RECORDS SHOWN →
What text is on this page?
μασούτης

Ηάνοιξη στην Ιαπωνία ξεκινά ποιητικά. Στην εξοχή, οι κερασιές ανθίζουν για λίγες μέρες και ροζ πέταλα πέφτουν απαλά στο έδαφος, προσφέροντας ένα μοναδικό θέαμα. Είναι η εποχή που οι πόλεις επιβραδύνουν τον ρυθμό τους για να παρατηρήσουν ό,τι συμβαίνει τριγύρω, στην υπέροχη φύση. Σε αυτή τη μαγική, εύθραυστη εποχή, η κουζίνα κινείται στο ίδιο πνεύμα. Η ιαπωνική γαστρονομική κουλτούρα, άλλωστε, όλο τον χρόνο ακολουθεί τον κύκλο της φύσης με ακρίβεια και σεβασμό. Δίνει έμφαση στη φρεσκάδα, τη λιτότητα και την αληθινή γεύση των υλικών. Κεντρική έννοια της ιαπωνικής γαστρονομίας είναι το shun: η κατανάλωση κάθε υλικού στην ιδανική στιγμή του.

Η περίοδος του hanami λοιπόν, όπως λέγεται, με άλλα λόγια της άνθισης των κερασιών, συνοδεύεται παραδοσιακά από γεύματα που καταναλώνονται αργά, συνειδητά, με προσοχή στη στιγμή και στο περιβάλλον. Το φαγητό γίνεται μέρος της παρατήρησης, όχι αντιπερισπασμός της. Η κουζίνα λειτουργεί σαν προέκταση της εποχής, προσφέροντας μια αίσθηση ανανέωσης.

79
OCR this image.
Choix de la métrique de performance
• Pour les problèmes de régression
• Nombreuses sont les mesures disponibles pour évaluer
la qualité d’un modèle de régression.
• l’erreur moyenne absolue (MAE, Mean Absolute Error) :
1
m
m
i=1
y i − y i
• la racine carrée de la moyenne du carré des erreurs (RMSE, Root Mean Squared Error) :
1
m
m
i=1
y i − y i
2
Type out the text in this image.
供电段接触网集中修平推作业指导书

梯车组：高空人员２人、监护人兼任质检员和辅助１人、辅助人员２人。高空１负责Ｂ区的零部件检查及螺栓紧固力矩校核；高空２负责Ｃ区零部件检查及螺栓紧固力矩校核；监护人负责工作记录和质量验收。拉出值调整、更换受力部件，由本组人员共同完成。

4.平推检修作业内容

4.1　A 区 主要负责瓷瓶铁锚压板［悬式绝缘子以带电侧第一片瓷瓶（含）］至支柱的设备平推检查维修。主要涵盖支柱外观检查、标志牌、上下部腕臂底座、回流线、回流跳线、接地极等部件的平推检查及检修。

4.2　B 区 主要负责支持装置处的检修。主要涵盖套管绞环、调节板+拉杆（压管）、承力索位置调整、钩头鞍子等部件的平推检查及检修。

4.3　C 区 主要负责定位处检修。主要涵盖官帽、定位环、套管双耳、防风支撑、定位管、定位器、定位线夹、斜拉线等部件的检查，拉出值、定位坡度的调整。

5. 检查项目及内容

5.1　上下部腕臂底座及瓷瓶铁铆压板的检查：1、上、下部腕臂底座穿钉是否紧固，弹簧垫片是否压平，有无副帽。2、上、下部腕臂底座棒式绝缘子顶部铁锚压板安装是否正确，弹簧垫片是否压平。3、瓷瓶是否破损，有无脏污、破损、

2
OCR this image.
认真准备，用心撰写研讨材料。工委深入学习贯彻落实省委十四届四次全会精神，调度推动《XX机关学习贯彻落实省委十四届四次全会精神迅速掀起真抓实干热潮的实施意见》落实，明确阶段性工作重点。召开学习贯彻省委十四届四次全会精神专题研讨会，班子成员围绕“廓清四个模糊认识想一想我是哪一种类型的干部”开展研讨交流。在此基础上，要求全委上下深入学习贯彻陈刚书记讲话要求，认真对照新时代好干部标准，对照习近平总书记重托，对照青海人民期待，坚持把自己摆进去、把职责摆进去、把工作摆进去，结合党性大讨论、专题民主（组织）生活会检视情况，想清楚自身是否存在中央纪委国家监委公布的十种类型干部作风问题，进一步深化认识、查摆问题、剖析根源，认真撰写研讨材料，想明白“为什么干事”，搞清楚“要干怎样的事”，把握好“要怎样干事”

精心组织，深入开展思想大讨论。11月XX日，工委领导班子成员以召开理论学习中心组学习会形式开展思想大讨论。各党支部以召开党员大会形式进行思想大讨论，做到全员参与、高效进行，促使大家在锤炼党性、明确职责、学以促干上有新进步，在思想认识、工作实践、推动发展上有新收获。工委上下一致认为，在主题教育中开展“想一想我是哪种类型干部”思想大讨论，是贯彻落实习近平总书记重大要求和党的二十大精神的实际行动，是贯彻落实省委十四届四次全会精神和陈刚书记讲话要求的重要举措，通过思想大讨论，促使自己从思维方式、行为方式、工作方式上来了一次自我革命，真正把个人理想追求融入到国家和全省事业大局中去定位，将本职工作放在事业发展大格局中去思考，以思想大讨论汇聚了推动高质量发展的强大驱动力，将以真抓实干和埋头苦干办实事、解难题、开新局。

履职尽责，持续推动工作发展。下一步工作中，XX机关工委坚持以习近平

SHORT EXERCISE →
Exactly reproduce every line found in the records.

COMPLETE RESPONSE →
What text is on this page?
μασούτης

Ηάνοιξη στην Ιαπωνία ξεκινά ποιητικά. Στην εξοχή, οι κερασιές ανθίζουν για λίγες μέρες και ροζ πέταλα πέφτουν απαλά στο έδαφος, προσφέροντας ένα μοναδικό θέαμα. Είναι η εποχή που οι πόλεις επιβραδύνουν τον ρυθμό τους για να παρατηρήσουν ό,τι συμβαίνει τριγύρω, στην υπέροχη φύση. Σε αυτή τη μαγική, εύθραυστη εποχή, η κουζίνα κινείται στο ίδιο πνεύμα. Η ιαπωνική γαστρονομική κουλτούρα, άλλωστε, όλο τον χρόνο ακολουθεί τον κύκλο της φύσης με ακρίβεια και σεβασμό. Δίνει έμφαση στη φρεσκάδα, τη λιτότητα και την αληθινή γεύση των υλικών. Κεντρική έννοια της ιαπωνικής γαστρονομίας είναι το shun: η κατανάλωση κάθε υλικού στην ιδανική στιγμή του.

Η περίοδος του hanami λοιπόν, όπως λέγεται, με άλλα λόγια της άνθισης των κερασιών, συνοδεύεται παραδοσιακά από γεύματα που καταναλώνονται αργά, συνειδητά, με προσοχή στη στιγμή και στο περιβάλλον. Το φαγητό γίνεται μέρος της παρατήρησης, όχι αντιπερισπασμός της. Η κουζίνα λειτουργεί σαν προέκταση της εποχής, προσφέροντας μια αίσθηση ανανέωσης.

79
OCR this image.
Choix de la métrique de performance
• Pour les problèmes de régression
• Nombreuses sont les mesures disponibles pour évaluer
la qualité d’un modèle de régression.
• l’erreur moyenne absolue (MAE, Mean Absolute Error) :
1
m
m
i=1
y i − y i
• la racine carrée de la moyenne du carré des erreurs (RMSE, Root Mean Squared Error) :
1
m
m
i=1
y i − y i
2
Type out the text in this image.
供电段接触网集中修平推作业指导书

梯车组：高空人员２人、监护人兼任质检员和辅助１人、辅助人员２人。高空１负责Ｂ区的零部件检查及螺栓紧固力矩校核；高空２负责Ｃ区零部件检查及螺栓紧固力矩校核；监护人负责工作记录和质量验收。拉出值调整、更换受力部件，由本组人员共同完成。

4.平推检修作业内容

4.1　A 区 主要负责瓷瓶铁锚压板［悬式绝缘子以带电侧第一片瓷瓶（含）］至支柱的设备平推检查维修。主要涵盖支柱外观检查、标志牌、上下部腕臂底座、回流线、回流跳线、接地极等部件的平推检查及检修。

4.2　B 区 主要负责支持装置处的检修。主要涵盖套管绞环、调节板+拉杆（压管）、承力索位置调整、钩头鞍子等部件的平推检查及检修。

4.3　C 区 主要负责定位处检修。主要涵盖官帽、定位环、套管双耳、防风支撑、定位管、定位器、定位线夹、斜拉线等部件的检查，拉出值、定位坡度的调整。

5. 检查项目及内容

5.1　上下部腕臂底座及瓷瓶铁铆压板的检查：1、上、下部腕臂底座穿钉是否紧固，弹簧垫片是否压平，有无副帽。2、上、下部腕臂底座棒式绝缘子顶部铁锚压板安装是否正确，弹簧垫片是否压平。3、瓷瓶是否破损，有无脏污、破损、

2
OCR this image.
认真准备，用心撰写研讨材料。工委深入学习贯彻落实省委十四届四次全会精神，调度推动《XX机关学习贯彻落实省委十四届四次全会精神迅速掀起真抓实干热潮的实施意见》落实，明确阶段性工作重点。召开学习贯彻省委十四届四次全会精神专题研讨会，班子成员围绕“廓清四个模糊认识想一想我是哪一种类型的干部”开展研讨交流。在此基础上，要求全委上下深入学习贯彻陈刚书记讲话要求，认真对照新时代好干部标准，对照习近平总书记重托，对照青海人民期待，坚持把自己摆进去、把职责摆进去、把工作摆进去，结合党性大讨论、专题民主（组织）生活会检视情况，想清楚自身是否存在中央纪委国家监委公布的十种类型干部作风问题，进一步深化认识、查摆问题、剖析根源，认真撰写研讨材料，想明白“为什么干事”，搞清楚“要干怎样的事”，把握好“要怎样干事”

精心组织，深入开展思想大讨论。11月XX日，工委领导班子成员以召开理论学习中心组学习会形式开展思想大讨论。各党支部以召开党员大会形式进行思想大讨论，做到全员参与、高效进行，促使大家在锤炼党性、明确职责、学以促干上有新进步，在思想认识、工作实践、推动发展上有新收获。工委上下一致认为，在主题教育中开展“想一想我是哪种类型干部”思想大讨论，是贯彻落实习近平总书记重大要求和党的二十大精神的实际行动，是贯彻落实省委十四届四次全会精神和陈刚书记讲话要求的重要举措，通过思想大讨论，促使自己从思维方式、行为方式、工作方式上来了一次自我革命，真正把个人理想追求融入到国家和全省事业大局中去定位，将本职工作放在事业发展大格局中去思考，以思想大讨论汇聚了推动高质量发展的强大驱动力，将以真抓实干和埋头苦干办实事、解难题、开新局。

履职尽责，持续推动工作发展。下一步工作中，XX机关工委坚持以习近平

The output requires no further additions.